TO DO
From the listing below, extract every line in which the word "color" appears.

PROVIDED DATA
※

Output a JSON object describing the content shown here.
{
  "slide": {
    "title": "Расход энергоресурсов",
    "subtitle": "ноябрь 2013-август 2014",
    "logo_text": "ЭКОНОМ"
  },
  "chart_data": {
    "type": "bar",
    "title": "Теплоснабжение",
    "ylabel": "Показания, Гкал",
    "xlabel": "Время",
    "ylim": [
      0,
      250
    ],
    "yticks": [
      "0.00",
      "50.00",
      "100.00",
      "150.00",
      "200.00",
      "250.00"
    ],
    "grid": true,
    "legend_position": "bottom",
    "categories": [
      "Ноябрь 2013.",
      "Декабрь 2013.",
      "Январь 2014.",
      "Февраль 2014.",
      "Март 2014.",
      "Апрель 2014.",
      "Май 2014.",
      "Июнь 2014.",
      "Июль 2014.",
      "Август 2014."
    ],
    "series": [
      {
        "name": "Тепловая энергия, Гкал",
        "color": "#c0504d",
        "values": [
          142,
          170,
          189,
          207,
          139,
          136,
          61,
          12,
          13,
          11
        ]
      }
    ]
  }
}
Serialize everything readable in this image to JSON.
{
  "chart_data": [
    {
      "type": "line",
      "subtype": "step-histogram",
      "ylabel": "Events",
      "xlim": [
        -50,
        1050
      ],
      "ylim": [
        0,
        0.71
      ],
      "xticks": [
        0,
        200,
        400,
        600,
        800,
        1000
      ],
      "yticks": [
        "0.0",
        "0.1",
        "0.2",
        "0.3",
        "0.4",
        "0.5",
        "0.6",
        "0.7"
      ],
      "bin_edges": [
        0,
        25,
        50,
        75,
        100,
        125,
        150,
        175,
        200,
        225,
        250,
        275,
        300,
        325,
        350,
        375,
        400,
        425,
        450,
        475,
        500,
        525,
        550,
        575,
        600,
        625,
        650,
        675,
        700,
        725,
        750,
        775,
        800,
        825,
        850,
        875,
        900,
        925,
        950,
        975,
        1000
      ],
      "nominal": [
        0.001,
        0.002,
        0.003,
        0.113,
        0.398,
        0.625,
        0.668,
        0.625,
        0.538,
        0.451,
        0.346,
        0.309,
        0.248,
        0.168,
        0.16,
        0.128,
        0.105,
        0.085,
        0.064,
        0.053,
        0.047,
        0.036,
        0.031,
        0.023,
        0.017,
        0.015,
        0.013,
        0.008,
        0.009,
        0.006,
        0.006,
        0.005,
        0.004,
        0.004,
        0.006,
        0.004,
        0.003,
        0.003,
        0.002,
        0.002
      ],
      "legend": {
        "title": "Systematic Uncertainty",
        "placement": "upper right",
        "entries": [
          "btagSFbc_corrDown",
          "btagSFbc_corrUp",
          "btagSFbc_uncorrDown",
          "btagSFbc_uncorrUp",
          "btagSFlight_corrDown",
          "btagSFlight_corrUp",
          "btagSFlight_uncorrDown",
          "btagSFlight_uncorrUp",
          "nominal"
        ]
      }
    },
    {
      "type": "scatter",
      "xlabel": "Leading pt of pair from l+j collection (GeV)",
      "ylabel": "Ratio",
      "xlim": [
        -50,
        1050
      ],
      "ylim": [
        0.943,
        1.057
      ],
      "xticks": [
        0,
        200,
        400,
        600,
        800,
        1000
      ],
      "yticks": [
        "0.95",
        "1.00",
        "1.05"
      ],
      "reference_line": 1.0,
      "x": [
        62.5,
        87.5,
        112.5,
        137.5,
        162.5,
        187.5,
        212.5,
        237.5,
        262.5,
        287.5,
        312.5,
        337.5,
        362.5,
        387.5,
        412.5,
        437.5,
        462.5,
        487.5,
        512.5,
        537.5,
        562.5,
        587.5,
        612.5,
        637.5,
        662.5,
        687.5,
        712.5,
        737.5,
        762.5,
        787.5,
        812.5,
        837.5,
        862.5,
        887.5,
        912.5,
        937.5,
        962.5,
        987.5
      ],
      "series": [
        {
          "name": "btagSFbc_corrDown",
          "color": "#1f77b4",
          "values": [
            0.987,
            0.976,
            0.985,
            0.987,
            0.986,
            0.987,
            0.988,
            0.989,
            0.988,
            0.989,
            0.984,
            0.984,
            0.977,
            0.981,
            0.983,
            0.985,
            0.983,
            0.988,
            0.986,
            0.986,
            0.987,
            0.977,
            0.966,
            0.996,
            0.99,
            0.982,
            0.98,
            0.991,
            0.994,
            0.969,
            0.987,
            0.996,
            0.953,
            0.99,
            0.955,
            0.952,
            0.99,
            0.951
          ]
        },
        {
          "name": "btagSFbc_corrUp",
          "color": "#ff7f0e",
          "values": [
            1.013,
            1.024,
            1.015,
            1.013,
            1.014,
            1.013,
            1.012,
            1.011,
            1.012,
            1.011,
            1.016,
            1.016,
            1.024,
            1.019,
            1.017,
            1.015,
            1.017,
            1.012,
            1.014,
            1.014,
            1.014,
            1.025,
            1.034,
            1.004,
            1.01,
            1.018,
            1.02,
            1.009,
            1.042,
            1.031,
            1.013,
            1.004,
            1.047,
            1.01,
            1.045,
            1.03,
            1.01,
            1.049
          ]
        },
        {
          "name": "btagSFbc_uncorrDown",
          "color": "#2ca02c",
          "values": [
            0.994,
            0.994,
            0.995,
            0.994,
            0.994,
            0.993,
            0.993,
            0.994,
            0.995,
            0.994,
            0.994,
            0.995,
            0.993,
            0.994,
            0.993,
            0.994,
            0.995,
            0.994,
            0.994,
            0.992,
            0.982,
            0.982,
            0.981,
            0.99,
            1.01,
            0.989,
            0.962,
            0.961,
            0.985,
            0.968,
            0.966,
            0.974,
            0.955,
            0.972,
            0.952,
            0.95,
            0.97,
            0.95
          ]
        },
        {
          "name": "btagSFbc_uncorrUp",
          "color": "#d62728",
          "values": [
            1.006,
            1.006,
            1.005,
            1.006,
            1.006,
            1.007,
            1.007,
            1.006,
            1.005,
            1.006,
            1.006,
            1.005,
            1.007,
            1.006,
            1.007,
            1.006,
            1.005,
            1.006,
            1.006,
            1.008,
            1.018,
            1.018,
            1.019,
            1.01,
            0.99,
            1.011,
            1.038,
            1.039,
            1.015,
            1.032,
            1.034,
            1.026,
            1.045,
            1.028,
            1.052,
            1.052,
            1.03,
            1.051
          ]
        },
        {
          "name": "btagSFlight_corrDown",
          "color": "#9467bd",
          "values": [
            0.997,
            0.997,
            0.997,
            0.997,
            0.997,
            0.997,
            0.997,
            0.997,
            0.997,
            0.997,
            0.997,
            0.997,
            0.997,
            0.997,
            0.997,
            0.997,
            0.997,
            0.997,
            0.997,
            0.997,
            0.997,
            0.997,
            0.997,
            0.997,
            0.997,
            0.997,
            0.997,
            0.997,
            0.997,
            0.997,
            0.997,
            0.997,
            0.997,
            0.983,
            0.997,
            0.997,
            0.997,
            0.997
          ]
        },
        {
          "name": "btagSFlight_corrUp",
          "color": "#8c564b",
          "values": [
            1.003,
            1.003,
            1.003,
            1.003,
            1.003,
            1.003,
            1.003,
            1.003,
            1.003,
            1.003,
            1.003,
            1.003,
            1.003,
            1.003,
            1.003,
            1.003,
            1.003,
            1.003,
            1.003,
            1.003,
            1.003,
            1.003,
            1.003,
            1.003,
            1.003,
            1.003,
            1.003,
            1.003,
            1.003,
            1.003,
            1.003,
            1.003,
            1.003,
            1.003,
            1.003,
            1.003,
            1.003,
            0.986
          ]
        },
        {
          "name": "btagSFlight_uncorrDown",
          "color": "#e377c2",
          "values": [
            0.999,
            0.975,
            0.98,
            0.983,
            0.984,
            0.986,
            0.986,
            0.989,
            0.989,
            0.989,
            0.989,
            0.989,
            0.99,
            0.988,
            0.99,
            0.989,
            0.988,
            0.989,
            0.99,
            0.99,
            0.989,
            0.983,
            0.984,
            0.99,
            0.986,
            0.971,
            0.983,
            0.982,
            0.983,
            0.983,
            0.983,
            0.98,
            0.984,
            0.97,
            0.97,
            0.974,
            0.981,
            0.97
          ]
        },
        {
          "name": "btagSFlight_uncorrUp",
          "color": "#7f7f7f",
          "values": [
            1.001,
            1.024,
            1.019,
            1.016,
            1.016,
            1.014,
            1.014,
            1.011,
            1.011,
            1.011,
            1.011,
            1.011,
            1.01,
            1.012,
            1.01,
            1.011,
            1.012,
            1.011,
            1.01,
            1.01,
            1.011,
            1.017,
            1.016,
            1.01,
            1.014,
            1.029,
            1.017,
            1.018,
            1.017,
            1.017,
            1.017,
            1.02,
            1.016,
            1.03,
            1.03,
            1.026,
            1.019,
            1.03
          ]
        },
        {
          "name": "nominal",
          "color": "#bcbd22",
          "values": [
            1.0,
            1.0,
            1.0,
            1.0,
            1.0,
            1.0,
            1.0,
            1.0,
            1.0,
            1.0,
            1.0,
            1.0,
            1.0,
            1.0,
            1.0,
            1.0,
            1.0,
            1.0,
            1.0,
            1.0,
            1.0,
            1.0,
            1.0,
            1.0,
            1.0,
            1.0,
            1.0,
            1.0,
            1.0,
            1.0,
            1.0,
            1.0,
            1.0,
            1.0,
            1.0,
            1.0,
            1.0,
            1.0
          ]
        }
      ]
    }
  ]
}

※

OUTPUT
        "color": "#c0504d",
          "color": "#1f77b4",
          "color": "#ff7f0e",
          "color": "#2ca02c",
          "color": "#d62728",
          "color": "#9467bd",
          "color": "#8c564b",
          "color": "#e377c2",
          "color": "#7f7f7f",
          "color": "#bcbd22",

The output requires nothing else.